**Exercise brief**
Copy each line that has the string "slice" somewhere in it.
··· Data to use ···
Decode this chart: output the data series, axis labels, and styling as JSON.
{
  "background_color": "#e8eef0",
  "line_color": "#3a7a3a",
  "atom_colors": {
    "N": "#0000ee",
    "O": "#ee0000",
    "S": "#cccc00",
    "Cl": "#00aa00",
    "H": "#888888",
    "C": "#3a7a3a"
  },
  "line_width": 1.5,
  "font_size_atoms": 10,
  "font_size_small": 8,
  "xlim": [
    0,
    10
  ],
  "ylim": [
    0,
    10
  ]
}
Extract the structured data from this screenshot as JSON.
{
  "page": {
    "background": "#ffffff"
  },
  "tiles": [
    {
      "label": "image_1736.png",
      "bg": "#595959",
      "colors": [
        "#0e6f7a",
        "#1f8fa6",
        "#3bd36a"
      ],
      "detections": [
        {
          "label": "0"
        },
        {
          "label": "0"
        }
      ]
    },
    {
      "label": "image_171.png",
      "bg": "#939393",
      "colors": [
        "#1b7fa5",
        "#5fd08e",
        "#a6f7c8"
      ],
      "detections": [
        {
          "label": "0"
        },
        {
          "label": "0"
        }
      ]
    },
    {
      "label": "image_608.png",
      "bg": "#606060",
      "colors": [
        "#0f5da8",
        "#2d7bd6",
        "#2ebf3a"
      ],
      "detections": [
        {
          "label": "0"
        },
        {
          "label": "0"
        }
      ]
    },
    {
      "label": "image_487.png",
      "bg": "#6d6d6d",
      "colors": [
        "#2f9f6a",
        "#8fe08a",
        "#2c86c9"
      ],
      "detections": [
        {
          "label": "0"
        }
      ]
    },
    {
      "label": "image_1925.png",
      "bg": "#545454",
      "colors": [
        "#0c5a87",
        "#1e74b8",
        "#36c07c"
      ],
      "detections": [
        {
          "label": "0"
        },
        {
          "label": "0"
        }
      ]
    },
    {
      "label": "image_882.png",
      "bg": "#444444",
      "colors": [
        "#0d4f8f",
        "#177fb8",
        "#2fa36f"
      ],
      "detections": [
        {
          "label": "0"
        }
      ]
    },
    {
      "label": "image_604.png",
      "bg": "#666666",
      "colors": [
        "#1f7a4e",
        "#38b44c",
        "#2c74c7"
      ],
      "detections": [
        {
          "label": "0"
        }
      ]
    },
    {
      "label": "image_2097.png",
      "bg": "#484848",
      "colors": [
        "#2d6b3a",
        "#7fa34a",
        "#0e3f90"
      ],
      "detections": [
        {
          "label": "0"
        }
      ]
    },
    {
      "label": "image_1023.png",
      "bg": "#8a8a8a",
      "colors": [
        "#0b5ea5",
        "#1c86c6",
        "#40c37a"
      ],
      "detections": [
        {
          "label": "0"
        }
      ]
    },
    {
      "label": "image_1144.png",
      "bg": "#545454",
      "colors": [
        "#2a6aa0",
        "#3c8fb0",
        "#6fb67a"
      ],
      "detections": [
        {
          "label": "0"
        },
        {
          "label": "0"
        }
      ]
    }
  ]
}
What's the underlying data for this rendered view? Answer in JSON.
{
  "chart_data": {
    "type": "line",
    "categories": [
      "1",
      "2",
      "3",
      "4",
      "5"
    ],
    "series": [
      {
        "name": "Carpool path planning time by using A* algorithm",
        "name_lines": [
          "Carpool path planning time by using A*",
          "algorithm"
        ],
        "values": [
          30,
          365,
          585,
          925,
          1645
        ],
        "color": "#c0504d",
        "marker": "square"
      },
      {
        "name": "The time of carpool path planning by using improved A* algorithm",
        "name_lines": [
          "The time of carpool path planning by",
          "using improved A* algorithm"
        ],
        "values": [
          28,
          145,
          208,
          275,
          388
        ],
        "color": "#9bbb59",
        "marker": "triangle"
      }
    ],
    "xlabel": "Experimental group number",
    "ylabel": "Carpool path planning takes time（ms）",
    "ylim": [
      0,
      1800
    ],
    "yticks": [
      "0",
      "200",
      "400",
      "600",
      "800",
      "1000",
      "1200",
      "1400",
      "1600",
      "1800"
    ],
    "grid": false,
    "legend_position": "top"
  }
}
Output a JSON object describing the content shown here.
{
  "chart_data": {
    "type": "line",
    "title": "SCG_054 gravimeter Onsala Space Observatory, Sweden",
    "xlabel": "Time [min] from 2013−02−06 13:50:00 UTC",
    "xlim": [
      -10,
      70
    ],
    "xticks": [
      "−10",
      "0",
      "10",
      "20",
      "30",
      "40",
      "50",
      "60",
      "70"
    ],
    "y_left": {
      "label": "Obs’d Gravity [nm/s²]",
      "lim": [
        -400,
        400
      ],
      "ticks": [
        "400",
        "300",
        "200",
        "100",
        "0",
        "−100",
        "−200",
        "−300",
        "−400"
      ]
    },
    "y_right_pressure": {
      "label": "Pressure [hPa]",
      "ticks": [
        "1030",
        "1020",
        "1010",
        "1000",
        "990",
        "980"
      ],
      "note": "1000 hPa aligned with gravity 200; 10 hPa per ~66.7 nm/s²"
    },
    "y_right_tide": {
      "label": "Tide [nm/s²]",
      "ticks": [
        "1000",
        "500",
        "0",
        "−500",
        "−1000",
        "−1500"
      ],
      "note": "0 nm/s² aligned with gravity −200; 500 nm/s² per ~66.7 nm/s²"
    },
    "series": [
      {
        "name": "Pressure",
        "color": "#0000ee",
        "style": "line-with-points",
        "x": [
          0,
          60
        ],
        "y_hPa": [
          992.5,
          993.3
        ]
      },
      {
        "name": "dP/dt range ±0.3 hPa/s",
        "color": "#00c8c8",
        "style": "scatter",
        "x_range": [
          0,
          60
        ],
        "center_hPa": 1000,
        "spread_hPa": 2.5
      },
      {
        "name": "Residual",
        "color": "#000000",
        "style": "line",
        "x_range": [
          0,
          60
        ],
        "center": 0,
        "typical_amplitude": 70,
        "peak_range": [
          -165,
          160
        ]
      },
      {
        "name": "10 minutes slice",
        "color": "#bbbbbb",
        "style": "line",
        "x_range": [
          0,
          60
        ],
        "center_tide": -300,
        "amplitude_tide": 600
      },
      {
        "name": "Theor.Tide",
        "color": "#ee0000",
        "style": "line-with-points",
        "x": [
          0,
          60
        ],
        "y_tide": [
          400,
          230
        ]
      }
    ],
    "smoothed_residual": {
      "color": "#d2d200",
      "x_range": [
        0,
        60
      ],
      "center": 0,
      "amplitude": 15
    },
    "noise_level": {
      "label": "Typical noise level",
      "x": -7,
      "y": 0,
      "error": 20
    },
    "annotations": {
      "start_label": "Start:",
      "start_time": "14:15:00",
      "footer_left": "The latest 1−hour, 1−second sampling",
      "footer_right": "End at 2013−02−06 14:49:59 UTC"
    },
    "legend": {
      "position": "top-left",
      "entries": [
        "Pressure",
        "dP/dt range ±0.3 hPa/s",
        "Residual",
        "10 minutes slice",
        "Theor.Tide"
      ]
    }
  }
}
···
**Written response**
        "name": "10 minutes slice",
        "10 minutes slice",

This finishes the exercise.